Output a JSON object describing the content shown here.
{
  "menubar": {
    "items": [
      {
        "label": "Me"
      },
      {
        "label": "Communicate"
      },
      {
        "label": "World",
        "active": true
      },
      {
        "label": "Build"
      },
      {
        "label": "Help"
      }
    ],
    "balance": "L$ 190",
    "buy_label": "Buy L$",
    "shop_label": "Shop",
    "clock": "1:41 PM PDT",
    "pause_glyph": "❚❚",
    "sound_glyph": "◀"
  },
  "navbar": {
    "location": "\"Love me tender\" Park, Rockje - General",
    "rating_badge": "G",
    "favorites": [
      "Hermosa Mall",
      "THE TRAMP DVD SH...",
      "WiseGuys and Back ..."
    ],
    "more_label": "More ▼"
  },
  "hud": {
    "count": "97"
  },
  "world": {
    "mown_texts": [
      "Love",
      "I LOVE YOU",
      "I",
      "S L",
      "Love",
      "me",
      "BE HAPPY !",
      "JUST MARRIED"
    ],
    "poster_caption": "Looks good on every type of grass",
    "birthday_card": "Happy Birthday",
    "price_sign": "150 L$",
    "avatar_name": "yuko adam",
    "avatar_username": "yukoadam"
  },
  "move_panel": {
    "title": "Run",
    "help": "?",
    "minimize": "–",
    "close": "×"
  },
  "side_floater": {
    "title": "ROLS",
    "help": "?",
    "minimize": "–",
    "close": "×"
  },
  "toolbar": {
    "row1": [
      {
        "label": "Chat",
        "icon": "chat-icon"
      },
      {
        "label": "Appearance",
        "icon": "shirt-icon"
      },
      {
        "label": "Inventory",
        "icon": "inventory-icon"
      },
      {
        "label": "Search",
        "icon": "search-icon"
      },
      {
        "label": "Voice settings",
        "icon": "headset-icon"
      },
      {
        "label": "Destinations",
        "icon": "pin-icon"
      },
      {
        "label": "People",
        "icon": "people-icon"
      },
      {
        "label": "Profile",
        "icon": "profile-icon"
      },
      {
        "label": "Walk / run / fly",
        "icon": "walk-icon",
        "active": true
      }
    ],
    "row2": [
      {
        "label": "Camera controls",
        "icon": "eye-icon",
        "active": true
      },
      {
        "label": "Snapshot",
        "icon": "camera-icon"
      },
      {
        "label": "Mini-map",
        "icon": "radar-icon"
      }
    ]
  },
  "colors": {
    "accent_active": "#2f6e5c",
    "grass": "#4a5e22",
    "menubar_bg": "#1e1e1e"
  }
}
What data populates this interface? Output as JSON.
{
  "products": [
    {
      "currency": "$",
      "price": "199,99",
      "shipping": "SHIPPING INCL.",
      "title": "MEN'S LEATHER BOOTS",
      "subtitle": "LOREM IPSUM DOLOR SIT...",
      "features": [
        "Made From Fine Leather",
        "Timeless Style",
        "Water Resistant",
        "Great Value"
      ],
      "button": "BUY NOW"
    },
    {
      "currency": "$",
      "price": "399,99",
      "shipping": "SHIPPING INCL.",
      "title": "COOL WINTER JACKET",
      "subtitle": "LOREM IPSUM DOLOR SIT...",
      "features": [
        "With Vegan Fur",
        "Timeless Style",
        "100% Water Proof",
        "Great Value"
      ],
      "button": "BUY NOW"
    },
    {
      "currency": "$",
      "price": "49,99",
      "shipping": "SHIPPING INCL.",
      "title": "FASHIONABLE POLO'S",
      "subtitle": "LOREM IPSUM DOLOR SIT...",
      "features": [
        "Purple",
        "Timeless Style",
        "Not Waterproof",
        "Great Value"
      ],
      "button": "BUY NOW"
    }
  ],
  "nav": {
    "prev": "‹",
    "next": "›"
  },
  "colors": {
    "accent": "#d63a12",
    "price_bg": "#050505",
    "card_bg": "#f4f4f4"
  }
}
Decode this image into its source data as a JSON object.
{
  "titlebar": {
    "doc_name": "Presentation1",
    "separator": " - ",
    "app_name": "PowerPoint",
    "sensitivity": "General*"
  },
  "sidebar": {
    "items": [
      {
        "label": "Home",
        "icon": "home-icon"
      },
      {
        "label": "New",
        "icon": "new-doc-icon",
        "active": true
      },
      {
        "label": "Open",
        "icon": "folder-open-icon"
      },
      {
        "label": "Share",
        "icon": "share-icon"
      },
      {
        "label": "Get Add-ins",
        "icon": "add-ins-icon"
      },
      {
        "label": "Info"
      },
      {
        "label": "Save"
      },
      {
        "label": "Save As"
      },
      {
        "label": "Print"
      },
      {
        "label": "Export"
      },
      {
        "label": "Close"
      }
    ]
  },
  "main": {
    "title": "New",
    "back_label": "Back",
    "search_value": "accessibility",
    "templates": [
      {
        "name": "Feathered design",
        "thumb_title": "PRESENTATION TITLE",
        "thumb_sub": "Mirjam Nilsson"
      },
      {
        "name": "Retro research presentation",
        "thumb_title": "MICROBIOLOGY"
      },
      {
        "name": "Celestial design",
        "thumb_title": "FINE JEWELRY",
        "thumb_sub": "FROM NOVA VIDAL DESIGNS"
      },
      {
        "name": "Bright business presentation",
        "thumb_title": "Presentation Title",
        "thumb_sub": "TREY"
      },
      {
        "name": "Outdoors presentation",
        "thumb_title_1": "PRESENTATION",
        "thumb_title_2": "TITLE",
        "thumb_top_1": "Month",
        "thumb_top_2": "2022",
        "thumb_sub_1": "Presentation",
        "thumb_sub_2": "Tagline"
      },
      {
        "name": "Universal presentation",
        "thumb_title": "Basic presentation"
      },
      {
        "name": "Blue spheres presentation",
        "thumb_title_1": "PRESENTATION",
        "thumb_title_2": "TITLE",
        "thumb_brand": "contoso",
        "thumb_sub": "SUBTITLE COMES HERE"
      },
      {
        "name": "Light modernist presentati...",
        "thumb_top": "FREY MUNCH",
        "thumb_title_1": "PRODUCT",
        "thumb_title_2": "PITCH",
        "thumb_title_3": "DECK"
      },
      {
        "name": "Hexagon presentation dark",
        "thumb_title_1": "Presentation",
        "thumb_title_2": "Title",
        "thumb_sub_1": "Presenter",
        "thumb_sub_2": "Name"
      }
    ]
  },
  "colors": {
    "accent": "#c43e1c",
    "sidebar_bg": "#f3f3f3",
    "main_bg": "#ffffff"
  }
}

• [OBJECTIVE] All of the entries above should be written out again exactly.

• [TASK ANSWER]
Output a JSON object describing the content shown here.
{
  "menubar": {
    "items": [
      {
        "label": "Me"
      },
      {
        "label": "Communicate"
      },
      {
        "label": "World",
        "active": true
      },
      {
        "label": "Build"
      },
      {
        "label": "Help"
      }
    ],
    "balance": "L$ 190",
    "buy_label": "Buy L$",
    "shop_label": "Shop",
    "clock": "1:41 PM PDT",
    "pause_glyph": "❚❚",
    "sound_glyph": "◀"
  },
  "navbar": {
    "location": "\"Love me tender\" Park, Rockje - General",
    "rating_badge": "G",
    "favorites": [
      "Hermosa Mall",
      "THE TRAMP DVD SH...",
      "WiseGuys and Back ..."
    ],
    "more_label": "More ▼"
  },
  "hud": {
    "count": "97"
  },
  "world": {
    "mown_texts": [
      "Love",
      "I LOVE YOU",
      "I",
      "S L",
      "Love",
      "me",
      "BE HAPPY !",
      "JUST MARRIED"
    ],
    "poster_caption": "Looks good on every type of grass",
    "birthday_card": "Happy Birthday",
    "price_sign": "150 L$",
    "avatar_name": "yuko adam",
    "avatar_username": "yukoadam"
  },
  "move_panel": {
    "title": "Run",
    "help": "?",
    "minimize": "–",
    "close": "×"
  },
  "side_floater": {
    "title": "ROLS",
    "help": "?",
    "minimize": "–",
    "close": "×"
  },
  "toolbar": {
    "row1": [
      {
        "label": "Chat",
        "icon": "chat-icon"
      },
      {
        "label": "Appearance",
        "icon": "shirt-icon"
      },
      {
        "label": "Inventory",
        "icon": "inventory-icon"
      },
      {
        "label": "Search",
        "icon": "search-icon"
      },
      {
        "label": "Voice settings",
        "icon": "headset-icon"
      },
      {
        "label": "Destinations",
        "icon": "pin-icon"
      },
      {
        "label": "People",
        "icon": "people-icon"
      },
      {
        "label": "Profile",
        "icon": "profile-icon"
      },
      {
        "label": "Walk / run / fly",
        "icon": "walk-icon",
        "active": true
      }
    ],
    "row2": [
      {
        "label": "Camera controls",
        "icon": "eye-icon",
        "active": true
      },
      {
        "label": "Snapshot",
        "icon": "camera-icon"
      },
      {
        "label": "Mini-map",
        "icon": "radar-icon"
      }
    ]
  },
  "colors": {
    "accent_active": "#2f6e5c",
    "grass": "#4a5e22",
    "menubar_bg": "#1e1e1e"
  }
}
What data populates this interface? Output as JSON.
{
  "products": [
    {
      "currency": "$",
      "price": "199,99",
      "shipping": "SHIPPING INCL.",
      "title": "MEN'S LEATHER BOOTS",
      "subtitle": "LOREM IPSUM DOLOR SIT...",
      "features": [
        "Made From Fine Leather",
        "Timeless Style",
        "Water Resistant",
        "Great Value"
      ],
      "button": "BUY NOW"
    },
    {
      "currency": "$",
      "price": "399,99",
      "shipping": "SHIPPING INCL.",
      "title": "COOL WINTER JACKET",
      "subtitle": "LOREM IPSUM DOLOR SIT...",
      "features": [
        "With Vegan Fur",
        "Timeless Style",
        "100% Water Proof",
        "Great Value"
      ],
      "button": "BUY NOW"
    },
    {
      "currency": "$",
      "price": "49,99",
      "shipping": "SHIPPING INCL.",
      "title": "FASHIONABLE POLO'S",
      "subtitle": "LOREM IPSUM DOLOR SIT...",
      "features": [
        "Purple",
        "Timeless Style",
        "Not Waterproof",
        "Great Value"
      ],
      "button": "BUY NOW"
    }
  ],
  "nav": {
    "prev": "‹",
    "next": "›"
  },
  "colors": {
    "accent": "#d63a12",
    "price_bg": "#050505",
    "card_bg": "#f4f4f4"
  }
}
Decode this image into its source data as a JSON object.
{
  "titlebar": {
    "doc_name": "Presentation1",
    "separator": " - ",
    "app_name": "PowerPoint",
    "sensitivity": "General*"
  },
  "sidebar": {
    "items": [
      {
        "label": "Home",
        "icon": "home-icon"
      },
      {
        "label": "New",
        "icon": "new-doc-icon",
        "active": true
      },
      {
        "label": "Open",
        "icon": "folder-open-icon"
      },
      {
        "label": "Share",
        "icon": "share-icon"
      },
      {
        "label": "Get Add-ins",
        "icon": "add-ins-icon"
      },
      {
        "label": "Info"
      },
      {
        "label": "Save"
      },
      {
        "label": "Save As"
      },
      {
        "label": "Print"
      },
      {
        "label": "Export"
      },
      {
        "label": "Close"
      }
    ]
  },
  "main": {
    "title": "New",
    "back_label": "Back",
    "search_value": "accessibility",
    "templates": [
      {
        "name": "Feathered design",
        "thumb_title": "PRESENTATION TITLE",
        "thumb_sub": "Mirjam Nilsson"
      },
      {
        "name": "Retro research presentation",
        "thumb_title": "MICROBIOLOGY"
      },
      {
        "name": "Celestial design",
        "thumb_title": "FINE JEWELRY",
        "thumb_sub": "FROM NOVA VIDAL DESIGNS"
      },
      {
        "name": "Bright business presentation",
        "thumb_title": "Presentation Title",
        "thumb_sub": "TREY"
      },
      {
        "name": "Outdoors presentation",
        "thumb_title_1": "PRESENTATION",
        "thumb_title_2": "TITLE",
        "thumb_top_1": "Month",
        "thumb_top_2": "2022",
        "thumb_sub_1": "Presentation",
        "thumb_sub_2": "Tagline"
      },
      {
        "name": "Universal presentation",
        "thumb_title": "Basic presentation"
      },
      {
        "name": "Blue spheres presentation",
        "thumb_title_1": "PRESENTATION",
        "thumb_title_2": "TITLE",
        "thumb_brand": "contoso",
        "thumb_sub": "SUBTITLE COMES HERE"
      },
      {
        "name": "Light modernist presentati...",
        "thumb_top": "FREY MUNCH",
        "thumb_title_1": "PRODUCT",
        "thumb_title_2": "PITCH",
        "thumb_title_3": "DECK"
      },
      {
        "name": "Hexagon presentation dark",
        "thumb_title_1": "Presentation",
        "thumb_title_2": "Title",
        "thumb_sub_1": "Presenter",
        "thumb_sub_2": "Name"
      }
    ]
  },
  "colors": {
    "accent": "#c43e1c",
    "sidebar_bg": "#f3f3f3",
    "main_bg": "#ffffff"
  }
}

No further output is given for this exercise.